Exercise requirements:
Set out every line bearing the string "μητριαίων".

Saved data entries:
::::::::

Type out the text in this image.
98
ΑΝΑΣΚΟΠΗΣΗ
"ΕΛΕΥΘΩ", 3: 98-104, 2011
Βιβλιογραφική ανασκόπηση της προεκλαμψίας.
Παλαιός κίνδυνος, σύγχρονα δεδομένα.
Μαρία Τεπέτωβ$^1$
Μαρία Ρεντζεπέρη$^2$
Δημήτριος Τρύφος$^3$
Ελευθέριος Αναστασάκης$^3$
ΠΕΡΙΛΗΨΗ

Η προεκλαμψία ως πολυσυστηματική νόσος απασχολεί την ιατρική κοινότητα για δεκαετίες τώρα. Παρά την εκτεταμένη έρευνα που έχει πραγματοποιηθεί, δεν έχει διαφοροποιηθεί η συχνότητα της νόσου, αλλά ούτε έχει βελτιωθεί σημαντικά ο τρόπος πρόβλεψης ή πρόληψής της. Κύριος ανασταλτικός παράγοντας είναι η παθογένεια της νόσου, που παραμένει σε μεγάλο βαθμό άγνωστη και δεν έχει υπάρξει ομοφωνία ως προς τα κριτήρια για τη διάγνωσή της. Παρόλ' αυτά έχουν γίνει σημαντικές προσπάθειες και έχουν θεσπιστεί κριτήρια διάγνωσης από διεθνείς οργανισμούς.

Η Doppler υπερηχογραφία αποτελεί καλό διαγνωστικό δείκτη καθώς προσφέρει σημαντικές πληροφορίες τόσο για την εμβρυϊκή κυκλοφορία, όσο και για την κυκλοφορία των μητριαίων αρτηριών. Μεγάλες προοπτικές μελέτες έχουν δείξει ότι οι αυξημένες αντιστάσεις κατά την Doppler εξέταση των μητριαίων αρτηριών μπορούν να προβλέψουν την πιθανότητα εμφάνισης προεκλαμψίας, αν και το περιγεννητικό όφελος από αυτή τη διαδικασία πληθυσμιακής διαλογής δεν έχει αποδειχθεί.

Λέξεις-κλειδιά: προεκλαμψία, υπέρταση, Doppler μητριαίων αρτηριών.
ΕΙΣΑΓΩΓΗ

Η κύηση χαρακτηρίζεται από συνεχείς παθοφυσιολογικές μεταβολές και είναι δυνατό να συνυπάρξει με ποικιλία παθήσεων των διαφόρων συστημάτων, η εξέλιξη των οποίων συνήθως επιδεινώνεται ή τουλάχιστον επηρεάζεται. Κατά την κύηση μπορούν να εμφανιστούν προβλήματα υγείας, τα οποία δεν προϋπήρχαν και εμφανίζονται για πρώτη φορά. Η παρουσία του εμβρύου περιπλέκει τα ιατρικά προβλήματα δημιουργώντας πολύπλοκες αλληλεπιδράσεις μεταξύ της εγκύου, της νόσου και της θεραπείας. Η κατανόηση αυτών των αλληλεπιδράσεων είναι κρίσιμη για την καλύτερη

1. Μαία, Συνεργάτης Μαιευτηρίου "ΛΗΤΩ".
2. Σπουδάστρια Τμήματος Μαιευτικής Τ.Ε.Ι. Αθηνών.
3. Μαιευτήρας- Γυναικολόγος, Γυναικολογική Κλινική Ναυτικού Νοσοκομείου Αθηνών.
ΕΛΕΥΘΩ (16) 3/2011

::::::::

Exercise output:
Η Doppler υπερηχογραφία αποτελεί καλό διαγνωστικό δείκτη καθώς προσφέρει σημαντικές πληροφορίες τόσο για την εμβρυϊκή κυκλοφορία, όσο και για την κυκλοφορία των μητριαίων αρτηριών. Μεγάλες προοπτικές μελέτες έχουν δείξει ότι οι αυξημένες αντιστάσεις κατά την Doppler εξέταση των μητριαίων αρτηριών μπορούν να προβλέψουν την πιθανότητα εμφάνισης προεκλαμψίας, αν και το περιγεννητικό όφελος από αυτή τη διαδικασία πληθυσμιακής διαλογής δεν έχει αποδειχθεί.
Λέξεις-κλειδιά: προεκλαμψία, υπέρταση, Doppler μητριαίων αρτηριών.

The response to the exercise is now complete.